Figure contents as structured data:
[START]

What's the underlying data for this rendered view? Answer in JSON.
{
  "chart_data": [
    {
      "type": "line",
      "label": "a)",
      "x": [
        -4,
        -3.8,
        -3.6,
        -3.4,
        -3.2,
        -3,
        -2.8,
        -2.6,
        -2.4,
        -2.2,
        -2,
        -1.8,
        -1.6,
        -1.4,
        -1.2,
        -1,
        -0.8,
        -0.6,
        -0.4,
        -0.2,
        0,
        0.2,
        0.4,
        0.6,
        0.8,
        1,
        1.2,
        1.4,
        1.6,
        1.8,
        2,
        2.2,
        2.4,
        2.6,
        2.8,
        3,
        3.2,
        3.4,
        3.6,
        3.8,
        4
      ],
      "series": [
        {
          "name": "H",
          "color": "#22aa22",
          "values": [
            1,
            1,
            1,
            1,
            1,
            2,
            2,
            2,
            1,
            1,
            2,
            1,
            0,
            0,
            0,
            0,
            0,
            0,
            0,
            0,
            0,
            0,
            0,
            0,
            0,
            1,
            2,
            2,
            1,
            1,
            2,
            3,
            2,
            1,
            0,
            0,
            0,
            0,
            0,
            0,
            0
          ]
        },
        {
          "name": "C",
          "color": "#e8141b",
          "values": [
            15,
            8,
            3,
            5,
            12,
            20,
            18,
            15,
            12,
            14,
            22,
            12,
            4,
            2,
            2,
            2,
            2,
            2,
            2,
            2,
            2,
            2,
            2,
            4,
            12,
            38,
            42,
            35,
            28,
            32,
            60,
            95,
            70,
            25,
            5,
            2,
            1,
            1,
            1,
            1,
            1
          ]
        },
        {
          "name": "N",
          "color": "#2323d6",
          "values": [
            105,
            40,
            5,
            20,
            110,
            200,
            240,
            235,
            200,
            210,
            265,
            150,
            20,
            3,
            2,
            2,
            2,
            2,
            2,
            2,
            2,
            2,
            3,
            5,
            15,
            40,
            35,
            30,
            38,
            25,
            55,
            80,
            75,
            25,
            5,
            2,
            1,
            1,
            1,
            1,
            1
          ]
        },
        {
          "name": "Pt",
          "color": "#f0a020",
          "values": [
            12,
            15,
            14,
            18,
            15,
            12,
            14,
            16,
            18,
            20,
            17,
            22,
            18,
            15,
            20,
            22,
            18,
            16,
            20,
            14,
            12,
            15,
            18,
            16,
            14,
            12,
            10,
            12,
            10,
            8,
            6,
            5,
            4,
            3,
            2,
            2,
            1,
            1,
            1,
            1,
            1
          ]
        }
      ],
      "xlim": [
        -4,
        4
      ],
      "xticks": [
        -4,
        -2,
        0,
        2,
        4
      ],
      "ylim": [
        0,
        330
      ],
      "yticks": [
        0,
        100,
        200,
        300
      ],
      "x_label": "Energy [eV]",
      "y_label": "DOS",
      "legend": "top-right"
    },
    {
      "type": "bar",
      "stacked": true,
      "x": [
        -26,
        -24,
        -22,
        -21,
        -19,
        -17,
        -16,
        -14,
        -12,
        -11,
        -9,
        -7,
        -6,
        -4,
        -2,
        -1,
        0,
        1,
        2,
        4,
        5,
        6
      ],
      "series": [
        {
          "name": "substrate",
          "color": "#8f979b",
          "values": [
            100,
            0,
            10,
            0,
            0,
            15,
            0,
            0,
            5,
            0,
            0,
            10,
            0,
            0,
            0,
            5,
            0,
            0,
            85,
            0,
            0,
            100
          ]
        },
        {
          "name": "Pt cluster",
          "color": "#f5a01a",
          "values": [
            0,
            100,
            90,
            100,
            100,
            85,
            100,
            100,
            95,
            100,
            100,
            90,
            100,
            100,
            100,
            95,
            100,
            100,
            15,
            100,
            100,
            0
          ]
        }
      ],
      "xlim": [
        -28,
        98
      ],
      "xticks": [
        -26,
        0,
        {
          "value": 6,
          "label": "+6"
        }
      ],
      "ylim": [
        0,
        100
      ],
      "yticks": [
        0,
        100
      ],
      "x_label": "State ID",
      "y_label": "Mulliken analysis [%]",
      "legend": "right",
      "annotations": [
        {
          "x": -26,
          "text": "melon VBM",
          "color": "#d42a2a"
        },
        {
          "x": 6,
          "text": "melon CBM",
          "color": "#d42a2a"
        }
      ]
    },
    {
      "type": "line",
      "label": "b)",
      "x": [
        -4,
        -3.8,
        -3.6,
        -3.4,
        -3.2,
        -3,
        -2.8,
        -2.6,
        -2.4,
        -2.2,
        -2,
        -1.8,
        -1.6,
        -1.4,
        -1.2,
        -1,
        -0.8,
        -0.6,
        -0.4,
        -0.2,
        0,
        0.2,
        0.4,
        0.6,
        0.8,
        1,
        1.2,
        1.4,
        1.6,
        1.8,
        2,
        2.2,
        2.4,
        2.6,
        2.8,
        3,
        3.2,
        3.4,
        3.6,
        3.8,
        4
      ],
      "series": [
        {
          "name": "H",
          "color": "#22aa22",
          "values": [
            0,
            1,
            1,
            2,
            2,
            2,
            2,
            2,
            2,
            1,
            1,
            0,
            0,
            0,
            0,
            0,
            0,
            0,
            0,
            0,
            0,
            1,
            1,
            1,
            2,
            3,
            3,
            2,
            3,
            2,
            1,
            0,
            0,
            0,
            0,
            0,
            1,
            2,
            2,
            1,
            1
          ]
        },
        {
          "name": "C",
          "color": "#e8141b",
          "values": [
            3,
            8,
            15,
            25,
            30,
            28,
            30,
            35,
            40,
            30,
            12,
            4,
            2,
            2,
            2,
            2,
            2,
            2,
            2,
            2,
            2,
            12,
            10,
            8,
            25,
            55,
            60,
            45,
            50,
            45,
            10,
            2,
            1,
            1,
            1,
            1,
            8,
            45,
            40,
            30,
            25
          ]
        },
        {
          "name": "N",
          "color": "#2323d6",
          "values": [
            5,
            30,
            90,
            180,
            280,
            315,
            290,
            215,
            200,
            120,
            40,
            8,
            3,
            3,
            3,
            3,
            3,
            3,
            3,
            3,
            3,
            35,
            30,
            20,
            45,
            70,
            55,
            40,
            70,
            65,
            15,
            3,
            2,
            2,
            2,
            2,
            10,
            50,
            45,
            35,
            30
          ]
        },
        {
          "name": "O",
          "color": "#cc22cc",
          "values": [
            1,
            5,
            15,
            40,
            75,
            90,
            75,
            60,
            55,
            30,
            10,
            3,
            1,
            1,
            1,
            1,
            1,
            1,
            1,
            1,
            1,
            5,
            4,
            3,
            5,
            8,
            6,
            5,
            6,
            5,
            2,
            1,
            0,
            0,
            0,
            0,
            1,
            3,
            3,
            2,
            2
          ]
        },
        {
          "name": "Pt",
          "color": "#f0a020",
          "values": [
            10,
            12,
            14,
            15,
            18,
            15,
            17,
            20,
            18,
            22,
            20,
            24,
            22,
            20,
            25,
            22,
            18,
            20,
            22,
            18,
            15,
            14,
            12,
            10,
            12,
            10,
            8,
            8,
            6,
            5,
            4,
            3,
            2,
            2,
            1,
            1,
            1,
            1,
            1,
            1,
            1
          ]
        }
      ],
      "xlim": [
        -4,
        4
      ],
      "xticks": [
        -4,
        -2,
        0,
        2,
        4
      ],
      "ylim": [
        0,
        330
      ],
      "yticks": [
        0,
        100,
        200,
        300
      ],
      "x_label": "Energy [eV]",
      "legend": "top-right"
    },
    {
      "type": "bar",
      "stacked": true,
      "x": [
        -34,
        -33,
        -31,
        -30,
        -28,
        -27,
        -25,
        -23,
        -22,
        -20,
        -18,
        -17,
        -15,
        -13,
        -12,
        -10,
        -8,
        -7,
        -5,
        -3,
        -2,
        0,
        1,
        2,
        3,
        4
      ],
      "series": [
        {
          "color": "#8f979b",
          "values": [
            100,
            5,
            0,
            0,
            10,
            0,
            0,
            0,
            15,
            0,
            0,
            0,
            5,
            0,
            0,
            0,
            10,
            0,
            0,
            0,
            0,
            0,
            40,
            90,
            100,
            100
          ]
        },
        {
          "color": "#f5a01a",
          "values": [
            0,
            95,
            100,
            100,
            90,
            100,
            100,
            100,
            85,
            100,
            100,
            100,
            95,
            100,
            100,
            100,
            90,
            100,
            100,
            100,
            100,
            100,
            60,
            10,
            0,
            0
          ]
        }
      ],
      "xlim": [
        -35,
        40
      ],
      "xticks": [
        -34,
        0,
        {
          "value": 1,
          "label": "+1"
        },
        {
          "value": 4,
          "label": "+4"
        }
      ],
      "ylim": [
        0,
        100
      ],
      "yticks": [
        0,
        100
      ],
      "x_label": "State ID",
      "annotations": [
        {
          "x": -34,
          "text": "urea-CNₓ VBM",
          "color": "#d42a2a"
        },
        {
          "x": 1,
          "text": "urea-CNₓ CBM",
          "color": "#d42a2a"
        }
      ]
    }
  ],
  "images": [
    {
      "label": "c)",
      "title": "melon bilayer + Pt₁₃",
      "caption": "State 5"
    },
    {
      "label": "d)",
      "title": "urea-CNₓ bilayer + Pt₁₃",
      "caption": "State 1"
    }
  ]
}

[END]

Problem to solve: Examine the records and pull out every line where the string "melon" occurs.

The reply:
          "text": "melon VBM",
          "text": "melon CBM",
      "title": "melon bilayer + Pt₁₃",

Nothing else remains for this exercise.